_WRITTEN INSTRUCTION_
Isolate every line in the data with the string "return" and copy it.

_RECORDS FOR THE EXERCISE_
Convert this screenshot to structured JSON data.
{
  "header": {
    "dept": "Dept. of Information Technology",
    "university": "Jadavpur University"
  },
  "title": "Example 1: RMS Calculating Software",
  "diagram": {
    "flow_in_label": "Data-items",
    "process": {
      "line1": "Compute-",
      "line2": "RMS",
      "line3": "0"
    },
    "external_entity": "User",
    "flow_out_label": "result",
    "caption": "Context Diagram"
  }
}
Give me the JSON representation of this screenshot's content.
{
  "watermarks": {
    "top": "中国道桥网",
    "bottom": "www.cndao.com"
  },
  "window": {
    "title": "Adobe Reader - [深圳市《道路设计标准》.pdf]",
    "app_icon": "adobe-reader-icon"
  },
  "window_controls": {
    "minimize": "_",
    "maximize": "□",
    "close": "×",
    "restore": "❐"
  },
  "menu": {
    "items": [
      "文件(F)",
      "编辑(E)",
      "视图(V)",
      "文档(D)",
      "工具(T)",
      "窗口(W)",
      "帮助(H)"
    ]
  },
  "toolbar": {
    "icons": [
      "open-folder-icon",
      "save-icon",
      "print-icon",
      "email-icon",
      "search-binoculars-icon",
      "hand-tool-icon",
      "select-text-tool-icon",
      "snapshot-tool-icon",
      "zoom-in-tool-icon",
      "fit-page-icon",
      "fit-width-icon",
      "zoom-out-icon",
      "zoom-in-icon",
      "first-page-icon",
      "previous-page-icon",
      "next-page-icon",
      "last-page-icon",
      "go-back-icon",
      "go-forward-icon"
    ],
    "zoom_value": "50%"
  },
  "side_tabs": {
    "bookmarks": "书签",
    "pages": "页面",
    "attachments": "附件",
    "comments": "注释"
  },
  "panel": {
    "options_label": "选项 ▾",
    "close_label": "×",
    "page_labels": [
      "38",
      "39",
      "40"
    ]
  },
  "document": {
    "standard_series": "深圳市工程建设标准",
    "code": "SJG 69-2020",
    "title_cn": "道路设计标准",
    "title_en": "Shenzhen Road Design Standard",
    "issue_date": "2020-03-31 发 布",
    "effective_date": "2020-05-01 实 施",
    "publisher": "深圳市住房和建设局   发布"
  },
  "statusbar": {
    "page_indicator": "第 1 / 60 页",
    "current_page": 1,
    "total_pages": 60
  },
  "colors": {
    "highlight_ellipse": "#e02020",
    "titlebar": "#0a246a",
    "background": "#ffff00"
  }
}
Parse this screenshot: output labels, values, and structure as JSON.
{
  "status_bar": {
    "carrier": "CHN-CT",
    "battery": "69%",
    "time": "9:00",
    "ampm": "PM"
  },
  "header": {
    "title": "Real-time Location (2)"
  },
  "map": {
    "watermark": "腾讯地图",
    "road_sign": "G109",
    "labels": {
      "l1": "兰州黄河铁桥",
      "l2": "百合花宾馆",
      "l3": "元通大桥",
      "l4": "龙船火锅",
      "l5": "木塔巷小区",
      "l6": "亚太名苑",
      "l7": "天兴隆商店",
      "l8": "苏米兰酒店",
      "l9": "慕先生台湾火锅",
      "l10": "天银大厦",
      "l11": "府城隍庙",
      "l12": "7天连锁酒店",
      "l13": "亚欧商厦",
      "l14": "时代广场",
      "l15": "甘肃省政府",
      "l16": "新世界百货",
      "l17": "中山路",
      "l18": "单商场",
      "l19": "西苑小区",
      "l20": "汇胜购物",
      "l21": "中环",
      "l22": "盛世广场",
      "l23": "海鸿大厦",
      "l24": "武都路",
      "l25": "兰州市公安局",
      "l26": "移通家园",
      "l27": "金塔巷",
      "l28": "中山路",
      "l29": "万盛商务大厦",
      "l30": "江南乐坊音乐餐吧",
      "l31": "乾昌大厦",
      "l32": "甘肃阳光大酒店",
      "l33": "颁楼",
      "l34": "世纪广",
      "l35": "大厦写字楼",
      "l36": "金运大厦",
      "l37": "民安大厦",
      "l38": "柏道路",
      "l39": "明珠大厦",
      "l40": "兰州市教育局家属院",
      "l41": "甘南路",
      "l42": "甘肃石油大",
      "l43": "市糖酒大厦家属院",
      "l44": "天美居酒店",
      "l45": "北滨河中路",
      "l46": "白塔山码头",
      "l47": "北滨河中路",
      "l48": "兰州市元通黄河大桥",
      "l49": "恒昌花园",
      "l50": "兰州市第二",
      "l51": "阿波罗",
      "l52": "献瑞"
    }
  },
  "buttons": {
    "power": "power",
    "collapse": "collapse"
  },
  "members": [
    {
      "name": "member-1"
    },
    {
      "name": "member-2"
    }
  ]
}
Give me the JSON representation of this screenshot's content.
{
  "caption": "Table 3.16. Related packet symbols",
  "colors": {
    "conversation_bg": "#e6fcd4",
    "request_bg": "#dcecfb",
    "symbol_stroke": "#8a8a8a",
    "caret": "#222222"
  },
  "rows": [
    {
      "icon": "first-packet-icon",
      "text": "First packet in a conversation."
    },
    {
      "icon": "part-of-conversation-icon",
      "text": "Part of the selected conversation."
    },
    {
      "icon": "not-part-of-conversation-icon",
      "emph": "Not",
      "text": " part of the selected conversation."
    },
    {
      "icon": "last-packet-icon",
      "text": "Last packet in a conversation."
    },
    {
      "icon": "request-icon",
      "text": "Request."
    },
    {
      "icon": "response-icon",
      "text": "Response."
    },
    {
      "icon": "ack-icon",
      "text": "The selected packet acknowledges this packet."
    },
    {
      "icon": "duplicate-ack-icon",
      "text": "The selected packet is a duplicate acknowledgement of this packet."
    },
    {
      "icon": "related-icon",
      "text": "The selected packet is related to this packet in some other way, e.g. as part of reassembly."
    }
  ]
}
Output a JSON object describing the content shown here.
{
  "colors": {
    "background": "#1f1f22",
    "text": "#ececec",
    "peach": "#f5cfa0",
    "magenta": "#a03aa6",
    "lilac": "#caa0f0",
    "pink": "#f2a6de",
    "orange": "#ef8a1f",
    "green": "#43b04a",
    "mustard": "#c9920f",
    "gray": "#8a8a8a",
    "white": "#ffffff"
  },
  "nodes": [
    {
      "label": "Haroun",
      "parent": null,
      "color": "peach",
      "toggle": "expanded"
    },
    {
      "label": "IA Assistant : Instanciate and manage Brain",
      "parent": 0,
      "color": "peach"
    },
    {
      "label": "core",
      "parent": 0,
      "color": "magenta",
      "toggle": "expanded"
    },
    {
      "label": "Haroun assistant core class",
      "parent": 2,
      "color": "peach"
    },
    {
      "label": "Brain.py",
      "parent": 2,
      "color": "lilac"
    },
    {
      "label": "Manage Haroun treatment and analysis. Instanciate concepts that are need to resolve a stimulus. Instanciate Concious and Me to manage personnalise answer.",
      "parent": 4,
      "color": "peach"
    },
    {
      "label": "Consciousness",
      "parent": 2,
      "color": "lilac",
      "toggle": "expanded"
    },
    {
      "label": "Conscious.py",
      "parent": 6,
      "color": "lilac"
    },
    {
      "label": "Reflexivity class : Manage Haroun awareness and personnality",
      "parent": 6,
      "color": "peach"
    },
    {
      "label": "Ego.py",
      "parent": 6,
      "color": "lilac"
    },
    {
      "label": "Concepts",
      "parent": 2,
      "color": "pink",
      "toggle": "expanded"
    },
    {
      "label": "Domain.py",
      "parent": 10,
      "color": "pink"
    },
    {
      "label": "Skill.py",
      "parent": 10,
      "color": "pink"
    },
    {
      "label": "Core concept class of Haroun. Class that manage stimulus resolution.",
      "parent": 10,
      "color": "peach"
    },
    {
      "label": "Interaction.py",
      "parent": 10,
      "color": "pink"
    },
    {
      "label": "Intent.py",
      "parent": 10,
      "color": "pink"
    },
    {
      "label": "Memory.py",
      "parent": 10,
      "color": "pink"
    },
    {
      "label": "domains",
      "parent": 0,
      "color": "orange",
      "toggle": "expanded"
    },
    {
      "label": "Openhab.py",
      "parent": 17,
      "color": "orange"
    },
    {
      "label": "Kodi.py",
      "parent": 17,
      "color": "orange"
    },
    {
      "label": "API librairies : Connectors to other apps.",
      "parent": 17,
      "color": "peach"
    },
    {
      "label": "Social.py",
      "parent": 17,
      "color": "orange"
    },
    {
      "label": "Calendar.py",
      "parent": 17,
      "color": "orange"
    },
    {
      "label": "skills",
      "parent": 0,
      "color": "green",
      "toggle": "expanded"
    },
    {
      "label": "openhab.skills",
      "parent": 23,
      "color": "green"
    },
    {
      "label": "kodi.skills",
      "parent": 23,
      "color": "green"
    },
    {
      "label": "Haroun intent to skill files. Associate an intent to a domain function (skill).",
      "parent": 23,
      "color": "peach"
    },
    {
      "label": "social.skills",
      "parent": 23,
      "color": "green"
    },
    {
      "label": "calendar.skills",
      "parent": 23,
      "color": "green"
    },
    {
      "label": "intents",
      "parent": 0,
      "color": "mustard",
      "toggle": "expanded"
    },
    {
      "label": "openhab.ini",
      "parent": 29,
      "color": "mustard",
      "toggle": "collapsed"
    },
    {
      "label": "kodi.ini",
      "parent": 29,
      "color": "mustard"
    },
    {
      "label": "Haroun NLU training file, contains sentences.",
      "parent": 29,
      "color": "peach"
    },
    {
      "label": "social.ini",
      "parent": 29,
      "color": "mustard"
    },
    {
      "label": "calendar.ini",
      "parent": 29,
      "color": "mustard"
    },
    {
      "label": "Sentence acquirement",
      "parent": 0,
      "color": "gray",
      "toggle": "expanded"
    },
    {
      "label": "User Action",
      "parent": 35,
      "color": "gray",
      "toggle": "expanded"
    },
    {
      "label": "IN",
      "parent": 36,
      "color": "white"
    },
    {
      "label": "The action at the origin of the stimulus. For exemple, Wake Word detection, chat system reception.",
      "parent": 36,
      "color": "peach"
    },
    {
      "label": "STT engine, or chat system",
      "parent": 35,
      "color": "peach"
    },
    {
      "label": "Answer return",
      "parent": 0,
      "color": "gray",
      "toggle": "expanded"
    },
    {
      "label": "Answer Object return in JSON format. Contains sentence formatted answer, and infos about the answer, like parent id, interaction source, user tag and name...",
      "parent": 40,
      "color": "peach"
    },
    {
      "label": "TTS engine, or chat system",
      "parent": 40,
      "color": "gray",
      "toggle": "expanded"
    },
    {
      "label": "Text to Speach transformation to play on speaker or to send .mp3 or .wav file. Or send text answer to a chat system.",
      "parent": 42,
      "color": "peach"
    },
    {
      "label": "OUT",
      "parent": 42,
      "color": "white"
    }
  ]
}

_PROBLEM SOLUTION_
      "label": "Answer return",
      "label": "Answer Object return in JSON format. Contains sentence formatted answer, and infos about the answer, like parent id, interaction source, user tag and name...",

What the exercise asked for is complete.